INFORMATION PROVIDED —
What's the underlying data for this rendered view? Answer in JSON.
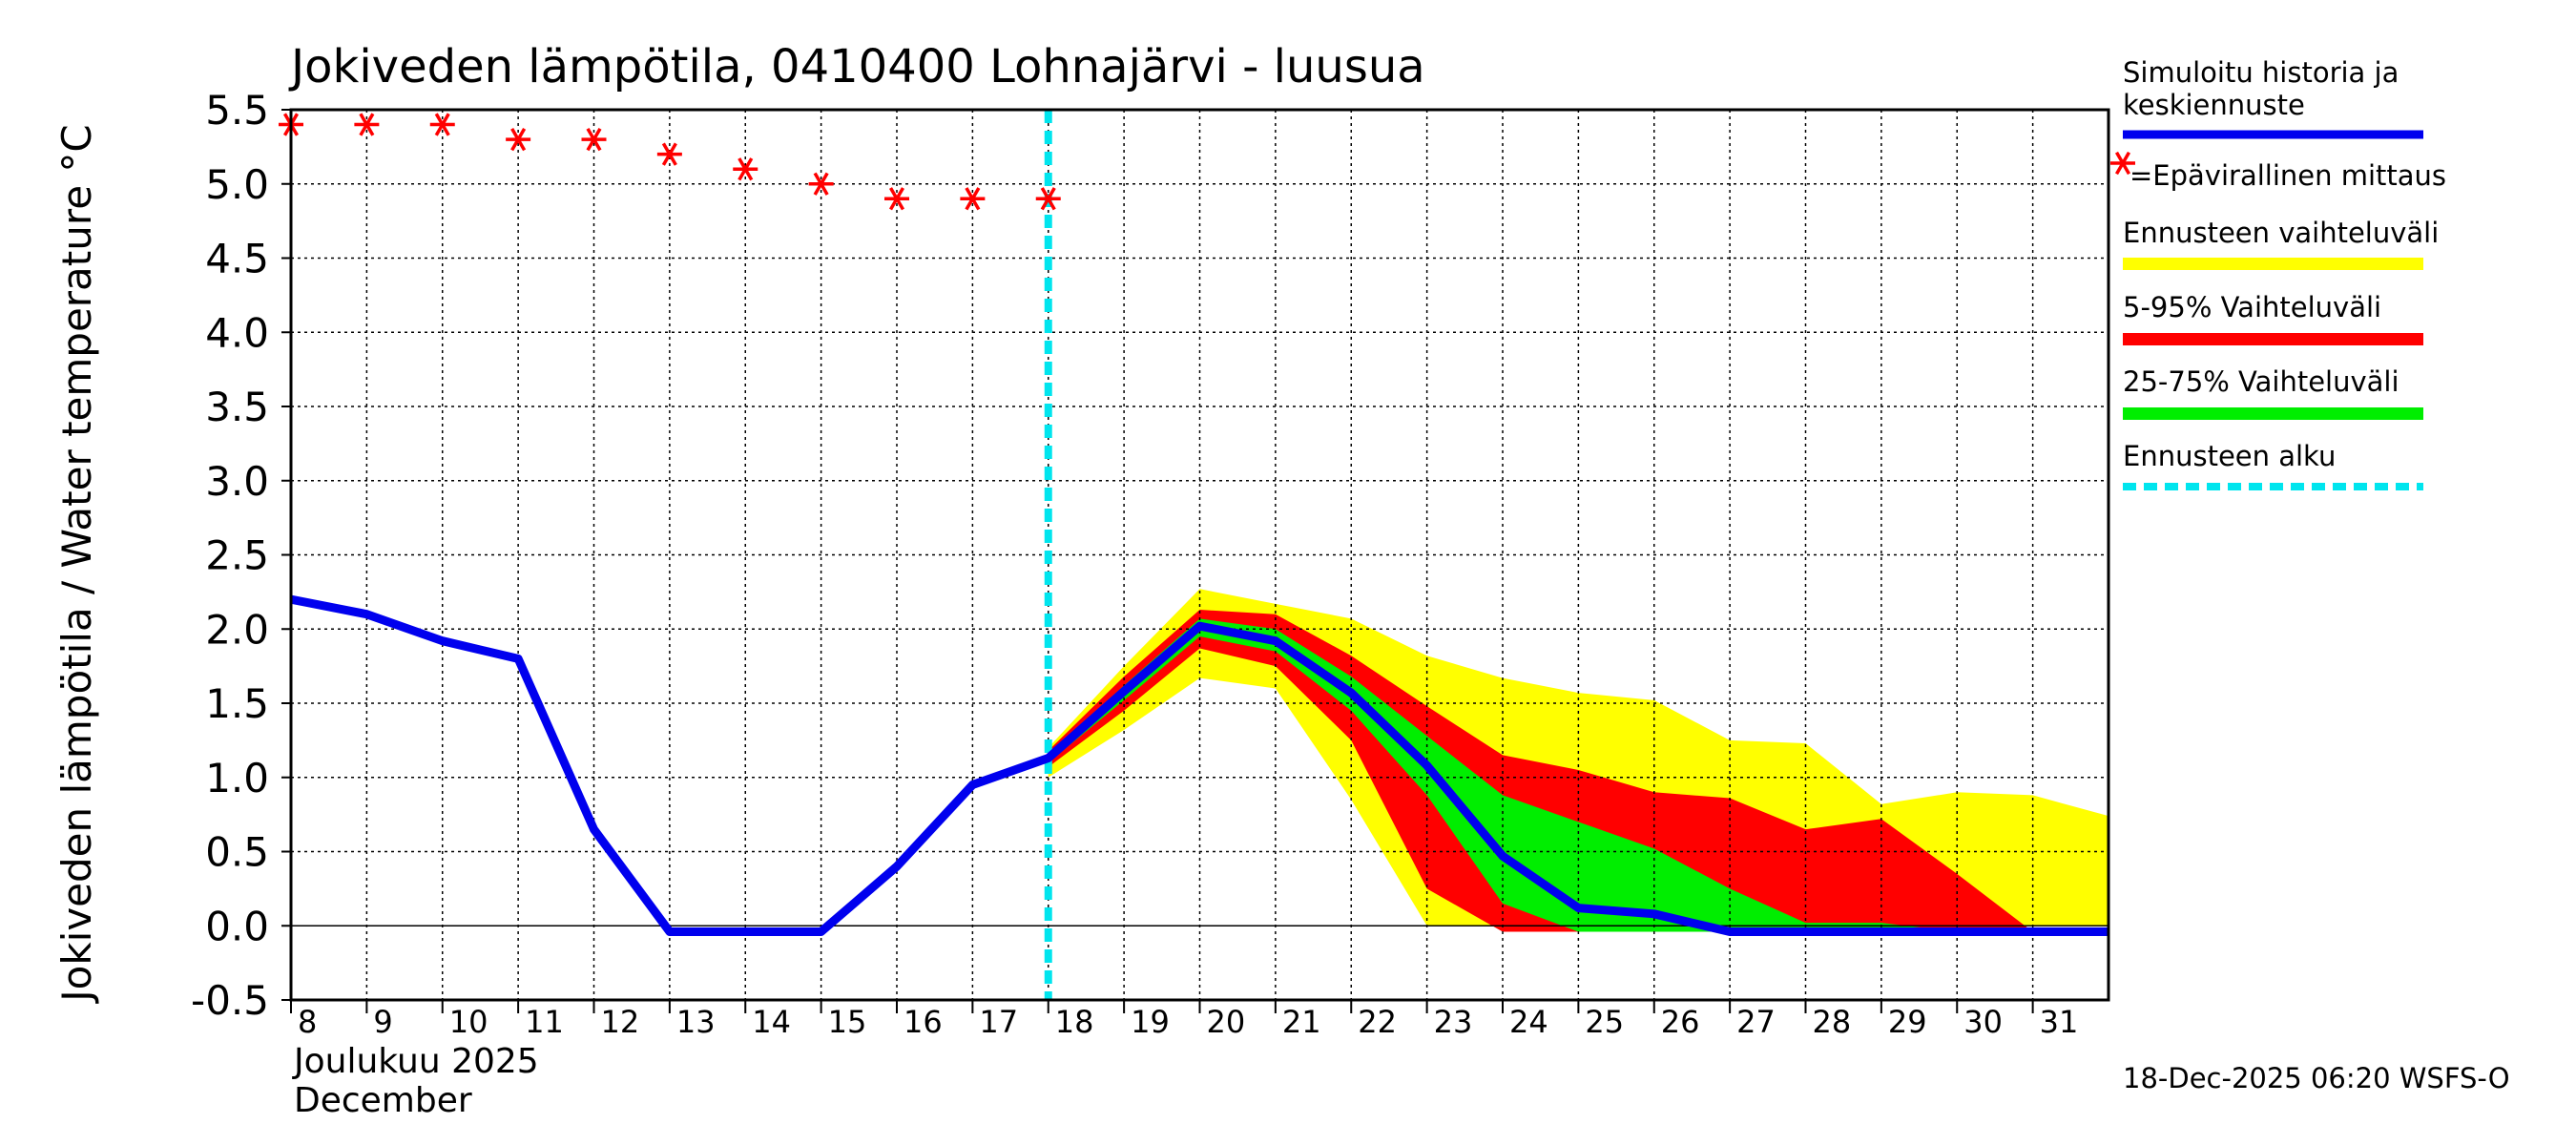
{
  "chart_data": {
    "type": "line",
    "title": "Jokiveden lämpötila, 0410400 Lohnajärvi - luusua",
    "ylabel": "Jokiveden lämpötila / Water temperature   °C",
    "ylim": [
      -0.5,
      5.5
    ],
    "yticks": [
      "5.5",
      "5.0",
      "4.5",
      "4.0",
      "3.5",
      "3.0",
      "2.5",
      "2.0",
      "1.5",
      "1.0",
      "0.5",
      "0.0",
      "-0.5"
    ],
    "xlim": [
      8,
      32
    ],
    "x_tick_labels": [
      "8",
      "9",
      "10",
      "11",
      "12",
      "13",
      "14",
      "15",
      "16",
      "17",
      "18",
      "19",
      "20",
      "21",
      "22",
      "23",
      "24",
      "25",
      "26",
      "27",
      "28",
      "29",
      "30",
      "31"
    ],
    "month_label_fi": "Joulukuu  2025",
    "month_label_en": "December",
    "grid": true,
    "forecast_start_day": 18,
    "series": [
      {
        "name": "Simuloitu historia ja keskiennuste",
        "color": "#0000ee",
        "x": [
          8,
          9,
          10,
          11,
          12,
          13,
          14,
          15,
          16,
          17,
          18,
          19,
          20,
          21,
          22,
          23,
          24,
          25,
          26,
          27,
          28,
          29,
          30,
          31,
          32
        ],
        "values": [
          2.2,
          2.1,
          1.92,
          1.8,
          0.65,
          -0.04,
          -0.04,
          -0.04,
          0.4,
          0.95,
          1.13,
          1.58,
          2.02,
          1.92,
          1.57,
          1.08,
          0.47,
          0.12,
          0.08,
          -0.04,
          -0.04,
          -0.04,
          -0.04,
          -0.04,
          -0.04
        ]
      },
      {
        "name": "=Epävirallinen mittaus",
        "color": "#ff0000",
        "type": "scatter",
        "x": [
          8,
          9,
          10,
          11,
          12,
          13,
          14,
          15,
          16,
          17,
          18
        ],
        "values": [
          5.4,
          5.4,
          5.4,
          5.3,
          5.3,
          5.2,
          5.1,
          5.0,
          4.9,
          4.9,
          4.9
        ]
      }
    ],
    "bands": [
      {
        "name": "Ennusteen vaihteluväli",
        "color": "#ffff00",
        "x": [
          18,
          19,
          20,
          21,
          22,
          23,
          24,
          25,
          26,
          27,
          28,
          29,
          30,
          31,
          32
        ],
        "upper": [
          1.2,
          1.75,
          2.27,
          2.17,
          2.07,
          1.82,
          1.67,
          1.57,
          1.52,
          1.25,
          1.23,
          0.82,
          0.9,
          0.88,
          0.74
        ],
        "lower": [
          1.0,
          1.32,
          1.67,
          1.6,
          0.85,
          0.0,
          0.0,
          0.0,
          0.0,
          0.0,
          0.0,
          0.0,
          0.0,
          0.0,
          0.0
        ]
      },
      {
        "name": "5-95% Vaihteluväli",
        "color": "#ff0000",
        "x": [
          18,
          19,
          20,
          21,
          22,
          23,
          24,
          25,
          26,
          27,
          28,
          29,
          30,
          31,
          32
        ],
        "upper": [
          1.18,
          1.68,
          2.13,
          2.1,
          1.82,
          1.48,
          1.15,
          1.05,
          0.9,
          0.86,
          0.65,
          0.72,
          0.35,
          -0.04,
          -0.04
        ],
        "lower": [
          1.07,
          1.45,
          1.87,
          1.75,
          1.25,
          0.25,
          -0.04,
          -0.04,
          -0.04,
          -0.04,
          -0.04,
          -0.04,
          -0.04,
          -0.04,
          -0.04
        ]
      },
      {
        "name": "25-75% Vaihteluväli",
        "color": "#00ee00",
        "x": [
          18,
          19,
          20,
          21,
          22,
          23,
          24,
          25,
          26,
          27,
          28,
          29,
          30,
          31,
          32
        ],
        "upper": [
          1.15,
          1.62,
          2.07,
          2.0,
          1.68,
          1.28,
          0.88,
          0.7,
          0.52,
          0.25,
          0.02,
          0.02,
          -0.04,
          -0.04,
          -0.04
        ],
        "lower": [
          1.1,
          1.52,
          1.95,
          1.85,
          1.45,
          0.88,
          0.15,
          -0.04,
          -0.04,
          -0.04,
          -0.04,
          -0.04,
          -0.04,
          -0.04,
          -0.04
        ]
      }
    ],
    "legend": {
      "position": "right",
      "entries": [
        {
          "label_lines": [
            "Simuloitu historia ja",
            "keskiennuste"
          ],
          "color": "#0000ee",
          "style": "line"
        },
        {
          "label_lines": [
            "=Epävirallinen mittaus"
          ],
          "color": "#ff0000",
          "style": "marker"
        },
        {
          "label_lines": [
            "Ennusteen vaihteluväli"
          ],
          "color": "#ffff00",
          "style": "band"
        },
        {
          "label_lines": [
            "5-95% Vaihteluväli"
          ],
          "color": "#ff0000",
          "style": "band"
        },
        {
          "label_lines": [
            "25-75% Vaihteluväli"
          ],
          "color": "#00ee00",
          "style": "band"
        },
        {
          "label_lines": [
            "Ennusteen alku"
          ],
          "color": "#00e5ee",
          "style": "dashed"
        }
      ]
    },
    "footer": "18-Dec-2025 06:20 WSFS-O"
  }
}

TASK DIRECTIONS — Look over the listing. Pull out every line with the string "Epävirallinen" in it.

ANSWER BOX —
        "name": "=Epävirallinen mittaus",
            "=Epävirallinen mittaus"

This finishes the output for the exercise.